> Required work: Take from the listing each line that has the string "ersten".

> Study material:
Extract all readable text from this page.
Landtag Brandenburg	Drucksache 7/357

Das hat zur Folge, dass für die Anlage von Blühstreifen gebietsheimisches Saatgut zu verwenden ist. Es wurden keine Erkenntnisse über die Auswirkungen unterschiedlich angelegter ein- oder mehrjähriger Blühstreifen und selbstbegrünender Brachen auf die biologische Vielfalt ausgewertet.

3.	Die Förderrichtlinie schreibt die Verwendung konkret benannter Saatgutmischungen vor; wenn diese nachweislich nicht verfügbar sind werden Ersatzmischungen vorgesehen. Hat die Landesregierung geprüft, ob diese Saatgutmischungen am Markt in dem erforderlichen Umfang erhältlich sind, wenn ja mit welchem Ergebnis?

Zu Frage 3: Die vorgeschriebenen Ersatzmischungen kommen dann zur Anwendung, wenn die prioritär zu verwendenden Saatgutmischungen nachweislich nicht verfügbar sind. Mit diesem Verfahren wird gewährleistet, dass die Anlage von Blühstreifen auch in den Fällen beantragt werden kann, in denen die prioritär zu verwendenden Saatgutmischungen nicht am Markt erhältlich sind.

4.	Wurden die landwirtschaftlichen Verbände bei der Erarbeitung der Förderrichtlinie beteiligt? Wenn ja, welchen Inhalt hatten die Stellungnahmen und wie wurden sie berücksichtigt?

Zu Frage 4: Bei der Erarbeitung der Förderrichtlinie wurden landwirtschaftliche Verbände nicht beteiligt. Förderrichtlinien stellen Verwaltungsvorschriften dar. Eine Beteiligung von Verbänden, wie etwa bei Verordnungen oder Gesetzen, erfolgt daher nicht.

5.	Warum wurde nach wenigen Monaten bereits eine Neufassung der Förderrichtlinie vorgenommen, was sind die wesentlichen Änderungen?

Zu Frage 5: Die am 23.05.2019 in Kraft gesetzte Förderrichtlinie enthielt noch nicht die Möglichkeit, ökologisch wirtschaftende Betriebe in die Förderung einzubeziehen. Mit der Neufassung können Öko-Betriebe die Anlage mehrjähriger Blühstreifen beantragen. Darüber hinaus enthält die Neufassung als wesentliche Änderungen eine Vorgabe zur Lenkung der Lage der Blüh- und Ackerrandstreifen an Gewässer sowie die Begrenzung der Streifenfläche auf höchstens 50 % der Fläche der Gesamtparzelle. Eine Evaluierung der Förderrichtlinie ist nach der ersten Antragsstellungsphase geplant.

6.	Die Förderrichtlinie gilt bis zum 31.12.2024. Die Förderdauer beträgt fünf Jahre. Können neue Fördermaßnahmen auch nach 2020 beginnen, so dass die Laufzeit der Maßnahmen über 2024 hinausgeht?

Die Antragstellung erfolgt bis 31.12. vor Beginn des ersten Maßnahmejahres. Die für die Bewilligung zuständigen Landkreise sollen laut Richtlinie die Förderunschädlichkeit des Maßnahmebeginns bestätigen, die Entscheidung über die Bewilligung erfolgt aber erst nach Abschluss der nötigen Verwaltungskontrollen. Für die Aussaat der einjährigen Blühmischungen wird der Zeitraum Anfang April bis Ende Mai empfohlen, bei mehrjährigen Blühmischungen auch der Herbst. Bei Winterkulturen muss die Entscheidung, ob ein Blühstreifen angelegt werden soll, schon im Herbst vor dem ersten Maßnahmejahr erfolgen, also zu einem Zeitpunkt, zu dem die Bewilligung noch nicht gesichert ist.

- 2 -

> Task solution:
Zu Frage 5: Die am 23.05.2019 in Kraft gesetzte Förderrichtlinie enthielt noch nicht die Möglichkeit, ökologisch wirtschaftende Betriebe in die Förderung einzubeziehen. Mit der Neufassung können Öko-Betriebe die Anlage mehrjähriger Blühstreifen beantragen. Darüber hinaus enthält die Neufassung als wesentliche Änderungen eine Vorgabe zur Lenkung der Lage der Blüh- und Ackerrandstreifen an Gewässer sowie die Begrenzung der Streifenfläche auf höchstens 50 % der Fläche der Gesamtparzelle. Eine Evaluierung der Förderrichtlinie ist nach der ersten Antragsstellungsphase geplant.
Die Antragstellung erfolgt bis 31.12. vor Beginn des ersten Maßnahmejahres. Die für die Bewilligung zuständigen Landkreise sollen laut Richtlinie die Förderunschädlichkeit des Maßnahmebeginns bestätigen, die Entscheidung über die Bewilligung erfolgt aber erst nach Abschluss der nötigen Verwaltungskontrollen. Für die Aussaat der einjährigen Blühmischungen wird der Zeitraum Anfang April bis Ende Mai empfohlen, bei mehrjährigen Blühmischungen auch der Herbst. Bei Winterkulturen muss die Entscheidung, ob ein Blühstreifen angelegt werden soll, schon im Herbst vor dem ersten Maßnahmejahr erfolgen, also zu einem Zeitpunkt, zu dem die Bewilligung noch nicht gesichert ist.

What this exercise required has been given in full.